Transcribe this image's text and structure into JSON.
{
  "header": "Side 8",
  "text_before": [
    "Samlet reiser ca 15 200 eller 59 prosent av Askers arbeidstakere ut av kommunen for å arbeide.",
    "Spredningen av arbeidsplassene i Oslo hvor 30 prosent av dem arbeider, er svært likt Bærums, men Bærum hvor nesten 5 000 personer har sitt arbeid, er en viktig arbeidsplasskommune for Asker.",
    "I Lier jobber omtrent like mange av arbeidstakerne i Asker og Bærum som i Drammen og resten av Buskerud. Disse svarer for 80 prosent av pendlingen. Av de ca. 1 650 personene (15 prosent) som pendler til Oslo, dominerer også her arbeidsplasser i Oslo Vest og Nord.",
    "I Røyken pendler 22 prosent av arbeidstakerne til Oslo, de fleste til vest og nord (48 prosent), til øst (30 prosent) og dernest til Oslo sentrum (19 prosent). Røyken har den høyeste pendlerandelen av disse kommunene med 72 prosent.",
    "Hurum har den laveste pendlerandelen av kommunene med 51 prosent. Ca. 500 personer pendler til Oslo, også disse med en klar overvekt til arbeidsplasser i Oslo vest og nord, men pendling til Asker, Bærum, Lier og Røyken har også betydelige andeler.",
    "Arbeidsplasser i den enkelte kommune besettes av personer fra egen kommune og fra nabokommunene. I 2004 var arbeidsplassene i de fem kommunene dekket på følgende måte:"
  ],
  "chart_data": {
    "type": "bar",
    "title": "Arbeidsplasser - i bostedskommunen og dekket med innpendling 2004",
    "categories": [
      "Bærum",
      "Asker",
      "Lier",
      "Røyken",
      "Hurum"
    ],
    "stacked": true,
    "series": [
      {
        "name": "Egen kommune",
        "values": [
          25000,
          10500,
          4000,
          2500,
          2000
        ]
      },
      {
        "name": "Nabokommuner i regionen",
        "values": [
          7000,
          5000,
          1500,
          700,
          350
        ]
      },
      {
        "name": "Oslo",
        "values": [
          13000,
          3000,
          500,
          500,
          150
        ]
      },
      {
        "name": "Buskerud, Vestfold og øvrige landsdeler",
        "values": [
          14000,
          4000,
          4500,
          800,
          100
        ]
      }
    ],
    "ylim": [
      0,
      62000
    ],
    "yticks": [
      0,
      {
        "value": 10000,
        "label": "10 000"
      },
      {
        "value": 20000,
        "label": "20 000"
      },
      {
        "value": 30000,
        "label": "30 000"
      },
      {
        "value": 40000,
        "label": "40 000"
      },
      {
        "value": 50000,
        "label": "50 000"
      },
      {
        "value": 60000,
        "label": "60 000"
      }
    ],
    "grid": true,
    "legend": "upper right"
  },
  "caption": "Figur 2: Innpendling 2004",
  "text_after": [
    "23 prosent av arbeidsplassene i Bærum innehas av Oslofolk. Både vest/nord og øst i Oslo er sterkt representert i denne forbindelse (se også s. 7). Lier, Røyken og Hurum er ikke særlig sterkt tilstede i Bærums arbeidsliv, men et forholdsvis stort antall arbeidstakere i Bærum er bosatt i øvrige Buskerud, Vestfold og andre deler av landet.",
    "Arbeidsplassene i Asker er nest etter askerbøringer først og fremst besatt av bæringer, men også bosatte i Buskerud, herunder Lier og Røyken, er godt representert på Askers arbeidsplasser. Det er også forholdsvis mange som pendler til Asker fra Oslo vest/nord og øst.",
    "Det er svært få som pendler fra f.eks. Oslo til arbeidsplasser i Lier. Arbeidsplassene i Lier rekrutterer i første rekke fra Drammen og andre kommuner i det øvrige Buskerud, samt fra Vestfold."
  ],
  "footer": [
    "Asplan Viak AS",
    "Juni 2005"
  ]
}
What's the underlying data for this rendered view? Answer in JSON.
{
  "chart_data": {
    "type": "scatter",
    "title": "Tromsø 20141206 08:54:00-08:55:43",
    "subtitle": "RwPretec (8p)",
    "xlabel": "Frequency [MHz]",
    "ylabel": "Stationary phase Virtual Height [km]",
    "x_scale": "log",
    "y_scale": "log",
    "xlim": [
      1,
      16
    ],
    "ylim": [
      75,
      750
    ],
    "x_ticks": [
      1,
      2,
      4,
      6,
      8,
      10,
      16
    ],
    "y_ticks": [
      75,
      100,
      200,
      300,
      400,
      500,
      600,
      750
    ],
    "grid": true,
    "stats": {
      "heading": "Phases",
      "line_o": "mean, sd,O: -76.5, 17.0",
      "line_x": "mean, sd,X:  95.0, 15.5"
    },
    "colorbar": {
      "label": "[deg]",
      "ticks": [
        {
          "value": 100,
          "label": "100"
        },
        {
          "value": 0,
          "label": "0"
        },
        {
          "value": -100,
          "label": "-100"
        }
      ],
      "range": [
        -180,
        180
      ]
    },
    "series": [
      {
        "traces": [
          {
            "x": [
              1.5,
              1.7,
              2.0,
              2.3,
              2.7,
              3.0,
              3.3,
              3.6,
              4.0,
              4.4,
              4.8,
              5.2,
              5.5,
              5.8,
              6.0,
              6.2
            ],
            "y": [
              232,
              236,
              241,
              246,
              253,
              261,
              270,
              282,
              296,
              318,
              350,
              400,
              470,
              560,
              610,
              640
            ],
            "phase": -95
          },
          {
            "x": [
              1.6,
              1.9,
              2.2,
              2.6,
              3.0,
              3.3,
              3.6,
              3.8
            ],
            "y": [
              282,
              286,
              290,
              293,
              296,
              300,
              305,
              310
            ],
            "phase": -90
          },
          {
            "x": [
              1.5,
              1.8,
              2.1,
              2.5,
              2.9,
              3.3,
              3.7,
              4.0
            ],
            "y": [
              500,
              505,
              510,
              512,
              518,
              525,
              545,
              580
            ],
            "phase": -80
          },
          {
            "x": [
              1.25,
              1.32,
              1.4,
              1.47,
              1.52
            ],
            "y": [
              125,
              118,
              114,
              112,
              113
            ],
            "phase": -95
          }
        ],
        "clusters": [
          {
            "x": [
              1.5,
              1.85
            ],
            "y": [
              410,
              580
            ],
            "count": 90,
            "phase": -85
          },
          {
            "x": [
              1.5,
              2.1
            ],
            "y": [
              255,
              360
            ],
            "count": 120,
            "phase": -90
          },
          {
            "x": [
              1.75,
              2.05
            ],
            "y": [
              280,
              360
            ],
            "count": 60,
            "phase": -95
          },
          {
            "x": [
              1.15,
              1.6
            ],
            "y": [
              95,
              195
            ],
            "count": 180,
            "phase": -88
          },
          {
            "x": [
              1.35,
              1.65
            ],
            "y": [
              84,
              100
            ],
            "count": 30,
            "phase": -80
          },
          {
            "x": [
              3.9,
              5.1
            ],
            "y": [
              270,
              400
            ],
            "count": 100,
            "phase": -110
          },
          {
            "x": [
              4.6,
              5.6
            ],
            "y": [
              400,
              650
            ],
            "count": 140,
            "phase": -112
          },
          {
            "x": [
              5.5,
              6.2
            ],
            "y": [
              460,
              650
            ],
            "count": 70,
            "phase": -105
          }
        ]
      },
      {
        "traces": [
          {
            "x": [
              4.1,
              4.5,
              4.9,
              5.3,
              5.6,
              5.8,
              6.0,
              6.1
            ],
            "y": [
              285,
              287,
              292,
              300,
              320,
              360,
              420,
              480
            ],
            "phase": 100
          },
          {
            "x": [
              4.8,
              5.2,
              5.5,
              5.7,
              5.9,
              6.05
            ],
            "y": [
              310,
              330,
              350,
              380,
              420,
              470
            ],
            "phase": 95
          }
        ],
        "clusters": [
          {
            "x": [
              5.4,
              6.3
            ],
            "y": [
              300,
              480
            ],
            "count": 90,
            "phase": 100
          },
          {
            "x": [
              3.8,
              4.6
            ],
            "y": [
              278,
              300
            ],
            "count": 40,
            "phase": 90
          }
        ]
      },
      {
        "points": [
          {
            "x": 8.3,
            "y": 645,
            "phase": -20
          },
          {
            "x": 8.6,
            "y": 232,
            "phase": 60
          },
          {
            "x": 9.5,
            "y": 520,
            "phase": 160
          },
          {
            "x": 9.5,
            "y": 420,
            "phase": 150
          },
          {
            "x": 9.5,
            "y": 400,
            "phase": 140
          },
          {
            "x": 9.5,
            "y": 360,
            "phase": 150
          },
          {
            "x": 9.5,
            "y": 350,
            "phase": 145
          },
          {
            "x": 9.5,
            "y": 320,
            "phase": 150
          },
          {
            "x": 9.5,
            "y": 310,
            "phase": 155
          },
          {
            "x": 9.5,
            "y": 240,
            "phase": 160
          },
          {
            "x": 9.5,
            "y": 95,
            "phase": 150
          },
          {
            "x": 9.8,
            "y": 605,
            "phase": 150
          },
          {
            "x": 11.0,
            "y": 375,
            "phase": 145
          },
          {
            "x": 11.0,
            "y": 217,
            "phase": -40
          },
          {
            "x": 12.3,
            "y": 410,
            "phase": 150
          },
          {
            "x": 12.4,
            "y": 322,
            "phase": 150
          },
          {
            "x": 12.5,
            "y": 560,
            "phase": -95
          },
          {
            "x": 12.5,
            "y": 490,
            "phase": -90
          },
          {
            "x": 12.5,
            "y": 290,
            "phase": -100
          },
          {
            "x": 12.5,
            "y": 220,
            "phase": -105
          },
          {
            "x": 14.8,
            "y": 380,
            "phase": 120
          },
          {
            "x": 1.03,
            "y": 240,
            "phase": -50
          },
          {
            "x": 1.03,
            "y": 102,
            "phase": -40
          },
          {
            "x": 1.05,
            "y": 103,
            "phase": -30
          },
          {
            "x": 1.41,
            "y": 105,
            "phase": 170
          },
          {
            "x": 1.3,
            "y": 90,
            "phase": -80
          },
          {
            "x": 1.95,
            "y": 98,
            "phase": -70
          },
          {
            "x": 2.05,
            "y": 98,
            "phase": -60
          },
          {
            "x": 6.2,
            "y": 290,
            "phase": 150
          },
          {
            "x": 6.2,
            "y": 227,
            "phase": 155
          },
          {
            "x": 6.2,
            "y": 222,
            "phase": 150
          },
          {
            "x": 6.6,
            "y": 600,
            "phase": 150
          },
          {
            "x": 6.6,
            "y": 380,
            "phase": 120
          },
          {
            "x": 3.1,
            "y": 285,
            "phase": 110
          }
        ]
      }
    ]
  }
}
- - - - - - -
● **JOB**:
Return every line of the preceding records in which the word "mean" appears.

● **EXERCISE OUTPUT**:
      "line_o": "mean, sd,O: -76.5, 17.0",
      "line_x": "mean, sd,X:  95.0, 15.5"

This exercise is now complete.